> GIVEN INSTRUCTION:
Reproduce the entries below, replacing every "weight-marker" with "weight-point" and keeping everything else the same. Leave out the pictures.

[BEGIN EXTRACTED MATERIAL]

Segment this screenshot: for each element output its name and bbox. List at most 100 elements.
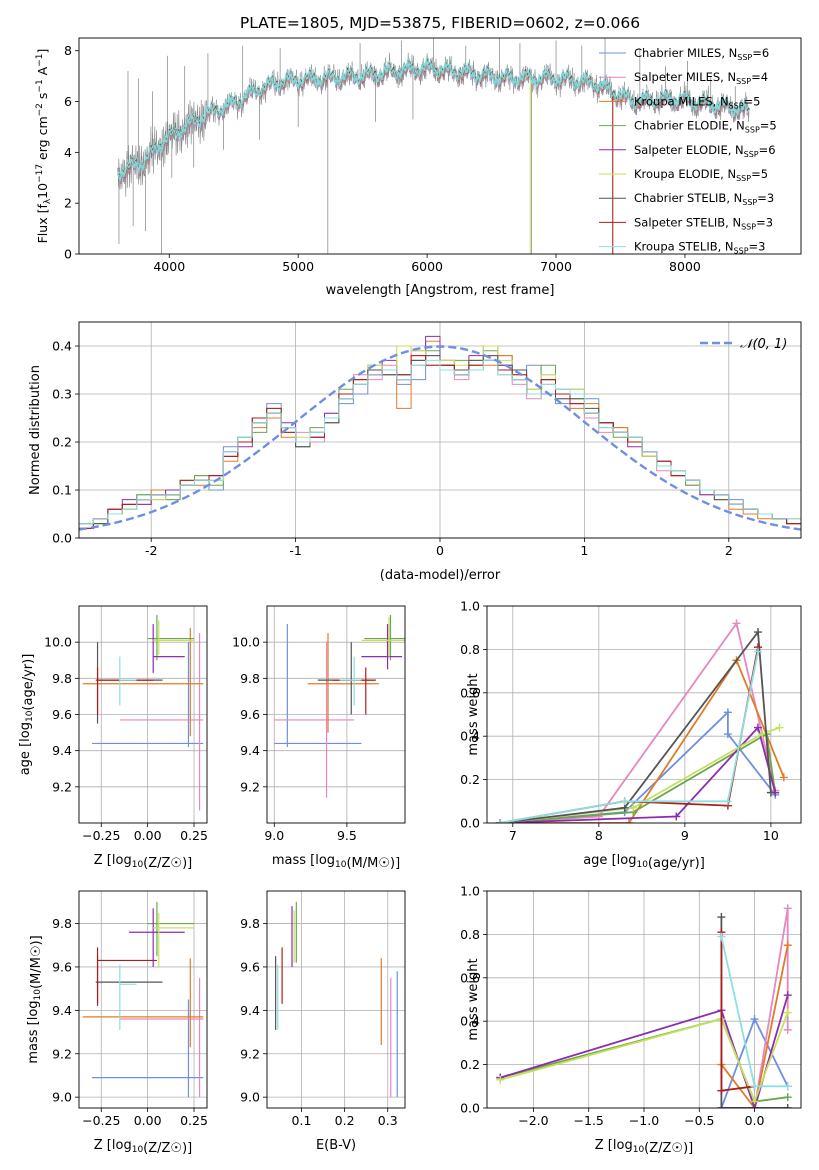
y-tick-label: 0.4 — [460, 729, 480, 744]
plot-area — [495, 619, 788, 823]
axes: 4000 5000 6000 7000 8000 0 2 4 6 8 — [64, 43, 701, 274]
weight-marker — [672, 812, 681, 821]
x-axis-label: Z [log10(Z/Z☉)] — [94, 1138, 192, 1156]
legend-label: Chabrier ELODIE, NSSP=5 — [634, 119, 777, 135]
y-label-part: −1 — [35, 54, 45, 67]
y-tick-label: 9.6 — [52, 707, 72, 722]
x-tick-label: 6000 — [411, 259, 443, 274]
y-tick-label: 9.6 — [52, 959, 72, 974]
legend-name: Chabrier ELODIE, N — [634, 119, 745, 133]
y-tick-label: 0.2 — [52, 435, 72, 450]
plot-area — [275, 901, 398, 1098]
y-tick-label: 10.0 — [232, 635, 260, 650]
plot-area — [82, 615, 204, 811]
y-tick-label: 0.4 — [460, 1014, 480, 1029]
legend-label: Kroupa MILES, NSSP=5 — [634, 94, 760, 110]
legend-name: Kroupa STELIB, N — [634, 240, 734, 254]
weight-marker — [496, 1075, 505, 1084]
label-part: log — [112, 853, 132, 868]
weight-marker — [717, 932, 726, 941]
plot-area — [117, 38, 750, 254]
y-tick-label: 9.0 — [52, 1090, 72, 1105]
x-tick-label: 0.25 — [180, 1113, 208, 1128]
label-subscript: 10 — [633, 1145, 645, 1155]
weight-marker — [620, 797, 629, 806]
y-tick-label: 0.3 — [52, 387, 72, 402]
weight-marker — [783, 1025, 792, 1034]
weight-marker — [750, 1015, 759, 1024]
label-part: (age/yr)] — [21, 654, 36, 711]
y-tick-label: 0.0 — [460, 1101, 480, 1116]
x-axis-label: wavelength [Angstrom, rest frame] — [326, 283, 555, 298]
axes: 0.1 0.2 0.3 9.0 9.2 9.4 9.6 9.8 — [240, 916, 398, 1128]
residual-histogram — [79, 355, 801, 538]
label-part: (Z/Z☉)] — [143, 1141, 192, 1156]
y-tick-label: 9.8 — [240, 916, 260, 931]
legend-count: =5 — [744, 94, 761, 108]
weight-marker — [750, 1082, 759, 1091]
y-tick-label: 9.2 — [240, 1046, 260, 1061]
legend-count: =4 — [751, 70, 768, 84]
age-vs-mass-panel: 9.0 9.5 9.2 9.4 9.6 9.8 10.0 mass [log10(M/M☉)] — [232, 605, 406, 871]
y-tick-label: 0.6 — [460, 970, 480, 985]
y-axis-label: mass weight — [466, 958, 481, 1040]
x-tick-label: 0.3 — [378, 1113, 398, 1128]
x-tick-label: −0.25 — [82, 1113, 120, 1128]
weight-marker — [753, 647, 762, 656]
label-part: Z [ — [94, 853, 112, 868]
legend-label: Salpeter ELODIE, NSSP=6 — [634, 143, 776, 159]
legend-subscript: SSP — [742, 198, 757, 207]
x-tick-label: −1.5 — [574, 1113, 604, 1128]
axes: -2 -1 0 1 2 0.0 0.1 0.2 0.3 0.4 — [52, 339, 733, 559]
label-part: age [ — [18, 742, 33, 775]
weight-marker — [779, 773, 788, 782]
label-part: Z [ — [94, 1138, 112, 1153]
mass-vs-extinction-panel: 0.1 0.2 0.3 9.0 9.2 9.4 9.6 9.8 E(B-V) — [240, 890, 406, 1153]
legend-label: Chabrier MILES, NSSP=6 — [634, 46, 769, 62]
y-label-part: −2 — [35, 103, 45, 116]
axes-frame — [78, 321, 802, 539]
y-label-part: λ — [43, 198, 53, 204]
label-part: (M/M☉)] — [346, 856, 400, 871]
x-axis-label: E(B-V) — [316, 1138, 356, 1153]
y-tick-label: 9.4 — [240, 743, 260, 758]
y-tick-label: 0.0 — [460, 816, 480, 831]
x-tick-label: −2.0 — [518, 1113, 548, 1128]
residual-histogram — [79, 359, 801, 538]
y-axis-label: mass [log10(M/M☉)] — [26, 935, 44, 1063]
legend-count: =6 — [759, 143, 776, 157]
y-tick-label: 9.8 — [52, 671, 72, 686]
x-tick-label: 0.0 — [745, 1113, 765, 1128]
x-tick-label: 0.2 — [335, 1113, 355, 1128]
y-label-part: −1 — [35, 79, 45, 92]
plot-area — [496, 904, 792, 1108]
weight-marker — [758, 730, 767, 739]
label-part: log — [18, 722, 33, 742]
label-part: log — [112, 1138, 132, 1153]
legend-count: =5 — [751, 167, 768, 181]
y-tick-label: 4 — [64, 145, 72, 160]
weight-vs-metallicity-panel: −2.0 −1.5 −1.0 −0.5 0.0 0.0 0.2 0.4 0.6 0.8 1.0 Z [… — [460, 884, 802, 1156]
y-tick-label: 9.4 — [52, 1003, 72, 1018]
weight-marker — [766, 788, 775, 797]
y-tick-label: 0.1 — [52, 483, 72, 498]
weight-marker — [750, 1104, 759, 1108]
weight-marker — [753, 723, 762, 732]
y-tick-label: 9.2 — [52, 1046, 72, 1061]
plot-area — [79, 335, 801, 538]
age-vs-metallicity-panel: −0.25 0.00 0.259.29.49.69.810.0Z [log10(Z/… — [18, 605, 208, 871]
label-part: E(B-V) — [316, 1138, 356, 1153]
plot-area — [274, 615, 405, 798]
y-tick-label: 2 — [64, 196, 72, 211]
label-part: Z [ — [595, 1138, 613, 1153]
y-tick-label: 9.2 — [52, 779, 72, 794]
spectrum-panel: 4000 5000 6000 7000 8000 0 2 4 6 8 wavelength [Ang… — [35, 37, 802, 298]
label-part: log — [617, 853, 637, 868]
label-subscript: 10 — [25, 710, 35, 722]
label-part: log — [26, 1000, 41, 1020]
y-tick-label: 0.0 — [52, 531, 72, 546]
y-tick-label: 9.8 — [52, 916, 72, 931]
legend-count: =3 — [749, 240, 766, 254]
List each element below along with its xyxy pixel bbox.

[END EXTRACTED MATERIAL]

> COMPLETED TASK:
Segment this screenshot: for each element output its name and bbox. List at most 100 elements.
y-tick-label: 0.4 — [460, 729, 480, 744]
plot-area — [495, 619, 788, 823]
axes: 4000 5000 6000 7000 8000 0 2 4 6 8 — [64, 43, 701, 274]
weight-point — [672, 812, 681, 821]
x-axis-label: Z [log10(Z/Z☉)] — [94, 1138, 192, 1156]
legend-label: Chabrier ELODIE, NSSP=5 — [634, 119, 777, 135]
y-label-part: −1 — [35, 54, 45, 67]
y-tick-label: 9.6 — [52, 707, 72, 722]
x-tick-label: 6000 — [411, 259, 443, 274]
y-tick-label: 9.6 — [52, 959, 72, 974]
legend-name: Chabrier ELODIE, N — [634, 119, 745, 133]
y-tick-label: 0.2 — [52, 435, 72, 450]
plot-area — [275, 901, 398, 1098]
y-tick-label: 10.0 — [232, 635, 260, 650]
plot-area — [82, 615, 204, 811]
y-tick-label: 0.4 — [460, 1014, 480, 1029]
legend-label: Kroupa MILES, NSSP=5 — [634, 94, 760, 110]
legend-name: Kroupa STELIB, N — [634, 240, 734, 254]
weight-point — [496, 1075, 505, 1084]
label-part: log — [112, 853, 132, 868]
weight-point — [717, 932, 726, 941]
plot-area — [117, 38, 750, 254]
y-tick-label: 9.0 — [52, 1090, 72, 1105]
x-tick-label: 0.25 — [180, 1113, 208, 1128]
label-subscript: 10 — [633, 1145, 645, 1155]
weight-point — [620, 797, 629, 806]
y-tick-label: 0.3 — [52, 387, 72, 402]
weight-point — [783, 1025, 792, 1034]
weight-point — [750, 1015, 759, 1024]
label-part: (age/yr)] — [21, 654, 36, 711]
y-tick-label: 0.0 — [460, 1101, 480, 1116]
x-axis-label: wavelength [Angstrom, rest frame] — [326, 283, 555, 298]
axes: 0.1 0.2 0.3 9.0 9.2 9.4 9.6 9.8 — [240, 916, 398, 1128]
residual-histogram — [79, 355, 801, 538]
label-part: (Z/Z☉)] — [143, 1141, 192, 1156]
y-tick-label: 9.8 — [240, 916, 260, 931]
legend-count: =5 — [744, 94, 761, 108]
weight-point — [750, 1082, 759, 1091]
y-tick-label: 9.2 — [240, 1046, 260, 1061]
legend-count: =4 — [751, 70, 768, 84]
age-vs-mass-panel: 9.0 9.5 9.2 9.4 9.6 9.8 10.0 mass [log10(M/M☉)] — [232, 605, 406, 871]
y-tick-label: 0.6 — [460, 970, 480, 985]
y-axis-label: mass weight — [466, 958, 481, 1040]
x-tick-label: 0.3 — [378, 1113, 398, 1128]
x-tick-label: −0.25 — [82, 1113, 120, 1128]
weight-point — [753, 647, 762, 656]
label-part: Z [ — [94, 853, 112, 868]
legend-label: Salpeter ELODIE, NSSP=6 — [634, 143, 776, 159]
legend-subscript: SSP — [742, 198, 757, 207]
x-tick-label: −1.5 — [574, 1113, 604, 1128]
axes: -2 -1 0 1 2 0.0 0.1 0.2 0.3 0.4 — [52, 339, 733, 559]
label-part: age [ — [18, 742, 33, 775]
weight-point — [779, 773, 788, 782]
label-part: Z [ — [94, 1138, 112, 1153]
mass-vs-extinction-panel: 0.1 0.2 0.3 9.0 9.2 9.4 9.6 9.8 E(B-V) — [240, 890, 406, 1153]
legend-label: Chabrier MILES, NSSP=6 — [634, 46, 769, 62]
y-label-part: −2 — [35, 103, 45, 116]
axes-frame — [78, 321, 802, 539]
y-label-part: λ — [43, 198, 53, 204]
label-part: (M/M☉)] — [346, 856, 400, 871]
x-axis-label: E(B-V) — [316, 1138, 356, 1153]
y-tick-label: 9.4 — [240, 743, 260, 758]
y-tick-label: 0.0 — [460, 816, 480, 831]
x-tick-label: −2.0 — [518, 1113, 548, 1128]
residual-histogram — [79, 359, 801, 538]
y-axis-label: mass [log10(M/M☉)] — [26, 935, 44, 1063]
legend-count: =6 — [759, 143, 776, 157]
y-tick-label: 9.8 — [52, 671, 72, 686]
x-tick-label: 0.0 — [745, 1113, 765, 1128]
x-tick-label: 0.2 — [335, 1113, 355, 1128]
y-label-part: −1 — [35, 79, 45, 92]
plot-area — [496, 904, 792, 1108]
weight-point — [758, 730, 767, 739]
label-part: log — [18, 722, 33, 742]
label-part: log — [112, 1138, 132, 1153]
legend-count: =5 — [751, 167, 768, 181]
y-tick-label: 4 — [64, 145, 72, 160]
weight-vs-metallicity-panel: −2.0 −1.5 −1.0 −0.5 0.0 0.0 0.2 0.4 0.6 0.8 1.0 Z [… — [460, 884, 802, 1156]
y-tick-label: 9.4 — [52, 1003, 72, 1018]
weight-point — [766, 788, 775, 797]
y-tick-label: 0.1 — [52, 483, 72, 498]
weight-point — [750, 1104, 759, 1108]
weight-point — [753, 723, 762, 732]
y-tick-label: 9.2 — [52, 1046, 72, 1061]
plot-area — [79, 335, 801, 538]
age-vs-metallicity-panel: −0.25 0.00 0.259.29.49.69.810.0Z [log10(Z/… — [18, 605, 208, 871]
label-part: E(B-V) — [316, 1138, 356, 1153]
plot-area — [274, 615, 405, 798]
y-tick-label: 2 — [64, 196, 72, 211]
label-part: Z [ — [595, 1138, 613, 1153]
y-tick-label: 9.2 — [52, 779, 72, 794]
spectrum-panel: 4000 5000 6000 7000 8000 0 2 4 6 8 wavelength [Ang… — [35, 37, 802, 298]
label-part: log — [617, 853, 637, 868]
label-subscript: 10 — [25, 710, 35, 722]
label-part: log — [26, 1000, 41, 1020]
y-tick-label: 0.0 — [52, 531, 72, 546]
y-tick-label: 9.8 — [52, 916, 72, 931]
legend-count: =3 — [749, 240, 766, 254]
List each element below along with its xyxy pixel bbox.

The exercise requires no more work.